* **Stated exercise**
Scan the data. Collect each line that contains the word "marker".

* **Records provided**

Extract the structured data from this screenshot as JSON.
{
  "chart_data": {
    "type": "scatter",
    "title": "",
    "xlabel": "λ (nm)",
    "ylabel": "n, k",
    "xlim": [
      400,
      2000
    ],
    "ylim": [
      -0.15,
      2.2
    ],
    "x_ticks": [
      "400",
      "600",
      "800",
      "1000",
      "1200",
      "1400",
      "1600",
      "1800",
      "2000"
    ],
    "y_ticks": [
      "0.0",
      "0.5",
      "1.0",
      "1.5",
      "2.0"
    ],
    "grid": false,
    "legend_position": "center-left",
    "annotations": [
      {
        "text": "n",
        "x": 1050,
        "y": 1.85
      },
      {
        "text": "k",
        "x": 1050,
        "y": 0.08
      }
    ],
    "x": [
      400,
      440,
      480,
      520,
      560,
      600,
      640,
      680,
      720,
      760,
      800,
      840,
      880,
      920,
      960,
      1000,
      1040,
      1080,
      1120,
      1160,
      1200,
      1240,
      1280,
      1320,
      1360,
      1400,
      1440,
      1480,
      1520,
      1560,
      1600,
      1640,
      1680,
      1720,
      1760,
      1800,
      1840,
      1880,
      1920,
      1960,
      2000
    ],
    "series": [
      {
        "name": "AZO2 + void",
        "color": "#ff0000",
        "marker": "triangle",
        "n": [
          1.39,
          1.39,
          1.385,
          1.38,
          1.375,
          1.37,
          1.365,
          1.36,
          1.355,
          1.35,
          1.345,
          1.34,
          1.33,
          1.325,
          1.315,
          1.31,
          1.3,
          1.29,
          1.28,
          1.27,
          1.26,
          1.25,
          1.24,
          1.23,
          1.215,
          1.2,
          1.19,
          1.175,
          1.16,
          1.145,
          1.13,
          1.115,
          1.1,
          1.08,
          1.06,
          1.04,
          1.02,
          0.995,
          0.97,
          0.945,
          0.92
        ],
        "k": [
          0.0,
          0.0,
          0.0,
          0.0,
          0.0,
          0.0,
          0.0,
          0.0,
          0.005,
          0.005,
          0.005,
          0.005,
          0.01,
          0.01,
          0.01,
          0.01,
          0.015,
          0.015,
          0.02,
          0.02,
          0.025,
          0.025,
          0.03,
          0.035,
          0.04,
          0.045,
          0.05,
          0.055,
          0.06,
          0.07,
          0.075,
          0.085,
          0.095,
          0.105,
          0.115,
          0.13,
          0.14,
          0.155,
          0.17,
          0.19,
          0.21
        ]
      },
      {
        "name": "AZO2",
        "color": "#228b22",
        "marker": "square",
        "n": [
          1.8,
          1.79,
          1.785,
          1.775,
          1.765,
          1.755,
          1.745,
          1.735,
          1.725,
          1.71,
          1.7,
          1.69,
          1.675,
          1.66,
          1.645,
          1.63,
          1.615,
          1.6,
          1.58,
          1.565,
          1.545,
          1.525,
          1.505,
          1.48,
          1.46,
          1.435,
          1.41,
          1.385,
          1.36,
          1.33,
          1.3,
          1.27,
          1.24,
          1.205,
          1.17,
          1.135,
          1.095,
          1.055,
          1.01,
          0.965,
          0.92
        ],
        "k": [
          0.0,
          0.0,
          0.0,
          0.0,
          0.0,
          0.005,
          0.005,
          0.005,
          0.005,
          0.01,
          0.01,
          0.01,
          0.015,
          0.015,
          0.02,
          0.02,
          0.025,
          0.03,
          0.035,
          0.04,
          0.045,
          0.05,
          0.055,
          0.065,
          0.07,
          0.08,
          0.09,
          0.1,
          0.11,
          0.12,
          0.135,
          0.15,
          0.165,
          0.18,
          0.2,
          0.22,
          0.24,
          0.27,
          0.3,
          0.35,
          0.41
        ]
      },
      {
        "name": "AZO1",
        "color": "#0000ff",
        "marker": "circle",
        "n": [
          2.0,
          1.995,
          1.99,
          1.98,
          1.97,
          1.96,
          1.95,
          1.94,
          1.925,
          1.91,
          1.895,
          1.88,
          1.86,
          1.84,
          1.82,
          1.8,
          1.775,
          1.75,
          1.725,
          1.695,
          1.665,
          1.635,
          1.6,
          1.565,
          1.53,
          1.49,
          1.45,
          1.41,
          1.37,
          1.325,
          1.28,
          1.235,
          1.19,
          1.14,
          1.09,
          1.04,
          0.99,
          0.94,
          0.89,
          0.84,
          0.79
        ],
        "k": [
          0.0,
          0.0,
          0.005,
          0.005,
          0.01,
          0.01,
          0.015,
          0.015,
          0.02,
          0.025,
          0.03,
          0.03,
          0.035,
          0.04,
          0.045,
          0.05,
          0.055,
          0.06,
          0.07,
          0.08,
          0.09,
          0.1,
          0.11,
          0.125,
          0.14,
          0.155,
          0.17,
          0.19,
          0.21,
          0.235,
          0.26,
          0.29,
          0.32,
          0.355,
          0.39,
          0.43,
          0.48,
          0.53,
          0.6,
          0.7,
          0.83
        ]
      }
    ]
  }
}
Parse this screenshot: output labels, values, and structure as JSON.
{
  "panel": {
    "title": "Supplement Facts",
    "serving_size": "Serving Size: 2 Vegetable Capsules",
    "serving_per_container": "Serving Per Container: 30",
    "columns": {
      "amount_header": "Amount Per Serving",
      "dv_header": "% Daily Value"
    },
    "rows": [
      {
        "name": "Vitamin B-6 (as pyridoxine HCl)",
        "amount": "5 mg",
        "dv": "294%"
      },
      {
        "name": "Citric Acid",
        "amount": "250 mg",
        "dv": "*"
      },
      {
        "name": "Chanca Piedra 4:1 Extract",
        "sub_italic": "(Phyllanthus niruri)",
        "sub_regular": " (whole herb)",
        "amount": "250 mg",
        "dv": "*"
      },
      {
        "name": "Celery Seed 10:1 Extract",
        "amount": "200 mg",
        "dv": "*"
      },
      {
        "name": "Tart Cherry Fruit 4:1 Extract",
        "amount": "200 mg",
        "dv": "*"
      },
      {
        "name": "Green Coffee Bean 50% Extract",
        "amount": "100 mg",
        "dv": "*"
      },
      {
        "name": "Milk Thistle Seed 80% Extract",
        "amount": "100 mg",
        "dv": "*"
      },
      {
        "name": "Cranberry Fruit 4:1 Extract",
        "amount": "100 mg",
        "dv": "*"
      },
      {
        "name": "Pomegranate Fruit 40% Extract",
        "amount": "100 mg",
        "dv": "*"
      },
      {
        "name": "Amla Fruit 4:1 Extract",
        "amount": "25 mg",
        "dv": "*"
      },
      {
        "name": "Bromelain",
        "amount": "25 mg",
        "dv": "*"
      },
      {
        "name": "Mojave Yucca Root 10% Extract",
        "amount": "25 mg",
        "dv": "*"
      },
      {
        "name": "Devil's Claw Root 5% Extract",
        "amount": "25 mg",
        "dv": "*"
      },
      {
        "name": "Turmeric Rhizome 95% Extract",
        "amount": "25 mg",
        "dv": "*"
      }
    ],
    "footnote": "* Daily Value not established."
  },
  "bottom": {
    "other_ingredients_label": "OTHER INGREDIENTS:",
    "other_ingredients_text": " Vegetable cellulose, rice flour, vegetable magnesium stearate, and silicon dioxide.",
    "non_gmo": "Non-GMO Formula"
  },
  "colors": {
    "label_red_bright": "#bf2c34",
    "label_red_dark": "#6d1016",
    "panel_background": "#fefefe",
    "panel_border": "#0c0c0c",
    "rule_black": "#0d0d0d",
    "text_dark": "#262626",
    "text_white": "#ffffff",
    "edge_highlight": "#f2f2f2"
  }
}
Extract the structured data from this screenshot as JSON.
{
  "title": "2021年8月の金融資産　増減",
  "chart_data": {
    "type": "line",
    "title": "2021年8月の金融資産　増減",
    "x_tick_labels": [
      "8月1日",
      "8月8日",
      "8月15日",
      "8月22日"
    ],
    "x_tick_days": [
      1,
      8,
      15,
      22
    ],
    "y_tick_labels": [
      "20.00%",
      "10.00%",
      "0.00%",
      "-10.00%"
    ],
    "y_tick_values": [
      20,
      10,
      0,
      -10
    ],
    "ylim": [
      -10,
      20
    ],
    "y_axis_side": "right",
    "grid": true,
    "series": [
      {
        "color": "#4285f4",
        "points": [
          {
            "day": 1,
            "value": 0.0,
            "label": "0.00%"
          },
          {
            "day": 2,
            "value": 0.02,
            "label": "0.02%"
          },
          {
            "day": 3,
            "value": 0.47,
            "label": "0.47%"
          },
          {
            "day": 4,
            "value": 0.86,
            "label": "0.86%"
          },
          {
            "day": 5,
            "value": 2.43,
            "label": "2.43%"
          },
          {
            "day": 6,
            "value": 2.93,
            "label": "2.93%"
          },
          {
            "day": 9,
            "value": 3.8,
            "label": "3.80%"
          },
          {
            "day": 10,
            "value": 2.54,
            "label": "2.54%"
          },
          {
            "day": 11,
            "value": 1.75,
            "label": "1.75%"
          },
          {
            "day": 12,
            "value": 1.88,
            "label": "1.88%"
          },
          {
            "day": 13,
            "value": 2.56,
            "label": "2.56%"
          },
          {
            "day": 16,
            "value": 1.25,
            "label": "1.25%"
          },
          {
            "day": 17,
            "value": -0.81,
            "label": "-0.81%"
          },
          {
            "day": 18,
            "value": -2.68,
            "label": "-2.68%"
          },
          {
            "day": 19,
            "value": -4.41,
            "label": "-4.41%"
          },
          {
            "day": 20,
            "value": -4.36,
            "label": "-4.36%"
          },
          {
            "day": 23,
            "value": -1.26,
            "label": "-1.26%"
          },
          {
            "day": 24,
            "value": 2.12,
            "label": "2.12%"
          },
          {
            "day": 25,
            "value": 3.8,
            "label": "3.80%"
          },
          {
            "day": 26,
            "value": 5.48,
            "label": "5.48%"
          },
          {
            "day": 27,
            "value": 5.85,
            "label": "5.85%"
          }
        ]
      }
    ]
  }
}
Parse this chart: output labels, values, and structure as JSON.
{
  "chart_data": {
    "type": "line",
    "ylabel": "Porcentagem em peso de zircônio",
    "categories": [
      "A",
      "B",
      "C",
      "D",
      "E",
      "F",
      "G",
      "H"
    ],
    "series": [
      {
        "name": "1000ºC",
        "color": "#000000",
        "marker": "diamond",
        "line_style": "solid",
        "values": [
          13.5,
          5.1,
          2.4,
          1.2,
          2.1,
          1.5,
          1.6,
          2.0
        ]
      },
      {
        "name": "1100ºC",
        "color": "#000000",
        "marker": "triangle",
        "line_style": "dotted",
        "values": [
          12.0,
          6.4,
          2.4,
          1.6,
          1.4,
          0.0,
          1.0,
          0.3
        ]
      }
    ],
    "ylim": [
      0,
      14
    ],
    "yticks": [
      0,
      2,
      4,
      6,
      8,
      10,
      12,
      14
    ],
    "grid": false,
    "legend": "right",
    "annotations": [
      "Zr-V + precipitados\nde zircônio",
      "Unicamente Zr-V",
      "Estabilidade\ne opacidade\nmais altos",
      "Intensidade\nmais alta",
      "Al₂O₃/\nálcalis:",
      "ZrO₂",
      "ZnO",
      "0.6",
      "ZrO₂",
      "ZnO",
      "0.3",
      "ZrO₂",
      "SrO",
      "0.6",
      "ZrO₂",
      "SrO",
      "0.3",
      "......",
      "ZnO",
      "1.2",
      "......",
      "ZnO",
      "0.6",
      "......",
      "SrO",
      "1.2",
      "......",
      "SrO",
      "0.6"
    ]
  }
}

* **Reply**
        "marker": "triangle",
        "marker": "square",
        "marker": "circle",
        "marker": "diamond",
        "marker": "triangle",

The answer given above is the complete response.